▶ [What to produce] Could you quote, exactly as they stand, the lines running from the one with "Convert this screenshot" to the final line of the material?

Records from a dataset

▼▼▼

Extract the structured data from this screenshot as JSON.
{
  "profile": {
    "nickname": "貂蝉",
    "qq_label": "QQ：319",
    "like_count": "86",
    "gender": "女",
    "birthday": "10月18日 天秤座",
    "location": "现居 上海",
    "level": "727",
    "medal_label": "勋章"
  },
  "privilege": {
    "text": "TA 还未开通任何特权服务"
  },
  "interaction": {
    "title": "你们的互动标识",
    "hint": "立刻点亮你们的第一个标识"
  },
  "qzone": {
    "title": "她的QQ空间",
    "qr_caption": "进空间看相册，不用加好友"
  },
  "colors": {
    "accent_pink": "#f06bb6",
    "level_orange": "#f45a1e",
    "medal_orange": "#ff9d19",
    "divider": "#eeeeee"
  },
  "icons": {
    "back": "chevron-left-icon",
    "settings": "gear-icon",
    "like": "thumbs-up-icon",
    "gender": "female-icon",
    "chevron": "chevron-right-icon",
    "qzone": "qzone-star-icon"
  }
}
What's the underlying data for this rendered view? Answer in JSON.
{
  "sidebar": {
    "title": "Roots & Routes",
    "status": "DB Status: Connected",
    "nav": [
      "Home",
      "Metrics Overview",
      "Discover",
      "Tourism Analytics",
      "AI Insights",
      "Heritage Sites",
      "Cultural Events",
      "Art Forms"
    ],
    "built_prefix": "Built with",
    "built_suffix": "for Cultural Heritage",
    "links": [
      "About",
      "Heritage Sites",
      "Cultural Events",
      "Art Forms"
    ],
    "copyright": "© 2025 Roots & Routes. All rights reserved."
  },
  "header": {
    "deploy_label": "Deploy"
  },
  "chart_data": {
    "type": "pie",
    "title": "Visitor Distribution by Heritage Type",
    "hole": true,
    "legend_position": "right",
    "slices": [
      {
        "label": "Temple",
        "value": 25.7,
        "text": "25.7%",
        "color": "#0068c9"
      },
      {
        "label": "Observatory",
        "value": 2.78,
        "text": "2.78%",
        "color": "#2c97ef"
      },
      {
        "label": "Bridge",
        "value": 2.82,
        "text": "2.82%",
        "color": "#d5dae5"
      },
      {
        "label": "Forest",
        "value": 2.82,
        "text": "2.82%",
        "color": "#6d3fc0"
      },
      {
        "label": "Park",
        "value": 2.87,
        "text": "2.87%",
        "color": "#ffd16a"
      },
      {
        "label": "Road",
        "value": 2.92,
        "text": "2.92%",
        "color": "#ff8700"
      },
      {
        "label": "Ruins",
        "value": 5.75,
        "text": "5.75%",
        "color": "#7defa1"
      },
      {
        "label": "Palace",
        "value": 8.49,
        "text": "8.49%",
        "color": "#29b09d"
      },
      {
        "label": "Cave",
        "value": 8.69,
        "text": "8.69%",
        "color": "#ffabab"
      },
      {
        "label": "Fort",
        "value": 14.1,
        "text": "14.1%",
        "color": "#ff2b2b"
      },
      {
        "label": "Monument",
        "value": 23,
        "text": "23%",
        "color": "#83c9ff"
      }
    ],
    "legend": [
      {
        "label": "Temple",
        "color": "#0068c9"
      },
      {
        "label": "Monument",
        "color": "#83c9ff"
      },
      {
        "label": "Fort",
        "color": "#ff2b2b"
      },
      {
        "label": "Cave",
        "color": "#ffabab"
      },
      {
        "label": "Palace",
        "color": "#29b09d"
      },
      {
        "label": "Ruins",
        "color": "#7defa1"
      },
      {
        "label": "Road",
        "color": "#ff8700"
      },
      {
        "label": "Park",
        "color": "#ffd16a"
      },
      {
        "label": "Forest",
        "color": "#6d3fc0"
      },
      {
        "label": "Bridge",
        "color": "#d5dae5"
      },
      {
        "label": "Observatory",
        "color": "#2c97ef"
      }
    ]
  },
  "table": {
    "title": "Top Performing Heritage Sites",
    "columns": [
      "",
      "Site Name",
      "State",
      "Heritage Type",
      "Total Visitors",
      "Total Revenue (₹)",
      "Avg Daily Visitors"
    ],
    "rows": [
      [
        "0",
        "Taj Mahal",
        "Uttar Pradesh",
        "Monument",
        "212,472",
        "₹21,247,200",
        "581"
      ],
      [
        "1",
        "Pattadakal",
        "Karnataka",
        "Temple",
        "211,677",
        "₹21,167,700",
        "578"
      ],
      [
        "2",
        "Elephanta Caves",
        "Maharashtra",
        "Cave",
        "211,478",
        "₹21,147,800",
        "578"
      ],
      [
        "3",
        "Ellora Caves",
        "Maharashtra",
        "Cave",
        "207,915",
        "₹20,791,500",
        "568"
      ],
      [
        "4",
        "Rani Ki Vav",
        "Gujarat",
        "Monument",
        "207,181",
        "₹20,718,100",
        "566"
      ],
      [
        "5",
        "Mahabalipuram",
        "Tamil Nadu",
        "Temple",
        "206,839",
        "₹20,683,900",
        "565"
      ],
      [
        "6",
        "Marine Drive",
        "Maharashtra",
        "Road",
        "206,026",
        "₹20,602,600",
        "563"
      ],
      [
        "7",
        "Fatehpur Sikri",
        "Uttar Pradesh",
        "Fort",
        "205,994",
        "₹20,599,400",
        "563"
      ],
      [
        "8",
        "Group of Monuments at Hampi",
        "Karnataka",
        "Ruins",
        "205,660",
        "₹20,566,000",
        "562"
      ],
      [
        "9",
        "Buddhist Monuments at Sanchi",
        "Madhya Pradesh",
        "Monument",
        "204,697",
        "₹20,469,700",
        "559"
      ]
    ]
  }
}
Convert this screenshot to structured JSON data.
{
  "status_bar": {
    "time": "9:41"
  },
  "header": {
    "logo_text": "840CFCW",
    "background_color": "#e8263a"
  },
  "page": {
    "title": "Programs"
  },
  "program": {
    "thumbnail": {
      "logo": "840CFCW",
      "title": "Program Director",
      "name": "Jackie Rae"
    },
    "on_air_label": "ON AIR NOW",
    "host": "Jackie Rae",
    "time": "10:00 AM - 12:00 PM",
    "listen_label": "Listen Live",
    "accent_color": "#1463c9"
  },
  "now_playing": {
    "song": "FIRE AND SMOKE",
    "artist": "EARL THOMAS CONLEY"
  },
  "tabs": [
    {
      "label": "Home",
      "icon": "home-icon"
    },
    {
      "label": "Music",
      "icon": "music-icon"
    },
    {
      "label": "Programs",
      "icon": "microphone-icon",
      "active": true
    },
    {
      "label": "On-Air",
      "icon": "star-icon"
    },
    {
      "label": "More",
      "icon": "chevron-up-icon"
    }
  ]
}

▲▲▲

▶ [Task output]
Convert this screenshot to structured JSON data.
{
  "status_bar": {
    "time": "9:41"
  },
  "header": {
    "logo_text": "840CFCW",
    "background_color": "#e8263a"
  },
  "page": {
    "title": "Programs"
  },
  "program": {
    "thumbnail": {
      "logo": "840CFCW",
      "title": "Program Director",
      "name": "Jackie Rae"
    },
    "on_air_label": "ON AIR NOW",
    "host": "Jackie Rae",
    "time": "10:00 AM - 12:00 PM",
    "listen_label": "Listen Live",
    "accent_color": "#1463c9"
  },
  "now_playing": {
    "song": "FIRE AND SMOKE",
    "artist": "EARL THOMAS CONLEY"
  },
  "tabs": [
    {
      "label": "Home",
      "icon": "home-icon"
    },
    {
      "label": "Music",
      "icon": "music-icon"
    },
    {
      "label": "Programs",
      "icon": "microphone-icon",
      "active": true
    },
    {
      "label": "On-Air",
      "icon": "star-icon"
    },
    {
      "label": "More",
      "icon": "chevron-up-icon"
    }
  ]
}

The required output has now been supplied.